Please restate the following records word for word.

[Data listing]
[Begin]
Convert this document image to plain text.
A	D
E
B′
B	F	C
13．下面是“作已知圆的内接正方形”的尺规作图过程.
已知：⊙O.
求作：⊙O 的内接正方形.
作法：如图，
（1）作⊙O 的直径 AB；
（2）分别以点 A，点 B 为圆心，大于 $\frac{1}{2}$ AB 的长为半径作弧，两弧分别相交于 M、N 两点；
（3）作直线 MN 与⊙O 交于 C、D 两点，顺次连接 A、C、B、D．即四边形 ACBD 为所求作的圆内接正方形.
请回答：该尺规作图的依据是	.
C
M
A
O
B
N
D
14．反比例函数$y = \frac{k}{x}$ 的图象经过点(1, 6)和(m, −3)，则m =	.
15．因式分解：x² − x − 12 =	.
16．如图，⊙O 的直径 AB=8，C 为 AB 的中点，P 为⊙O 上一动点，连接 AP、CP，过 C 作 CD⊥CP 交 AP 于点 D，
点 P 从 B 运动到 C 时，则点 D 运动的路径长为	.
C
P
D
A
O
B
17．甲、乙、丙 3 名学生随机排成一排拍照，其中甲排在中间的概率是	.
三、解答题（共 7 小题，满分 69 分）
[End]
» **RESPONSE**
Convert this document image to plain text.
A	D
E
B′
B	F	C
13．下面是“作已知圆的内接正方形”的尺规作图过程.
已知：⊙O.
求作：⊙O 的内接正方形.
作法：如图，
（1）作⊙O 的直径 AB；
（2）分别以点 A，点 B 为圆心，大于 $\frac{1}{2}$ AB 的长为半径作弧，两弧分别相交于 M、N 两点；
（3）作直线 MN 与⊙O 交于 C、D 两点，顺次连接 A、C、B、D．即四边形 ACBD 为所求作的圆内接正方形.
请回答：该尺规作图的依据是	.
C
M
A
O
B
N
D
14．反比例函数$y = \frac{k}{x}$ 的图象经过点(1, 6)和(m, −3)，则m =	.
15．因式分解：x² − x − 12 =	.
16．如图，⊙O 的直径 AB=8，C 为 AB 的中点，P 为⊙O 上一动点，连接 AP、CP，过 C 作 CD⊥CP 交 AP 于点 D，
点 P 从 B 运动到 C 时，则点 D 运动的路径长为	.
C
P
D
A
O
B
17．甲、乙、丙 3 名学生随机排成一排拍照，其中甲排在中间的概率是	.
三、解答题（共 7 小题，满分 69 分）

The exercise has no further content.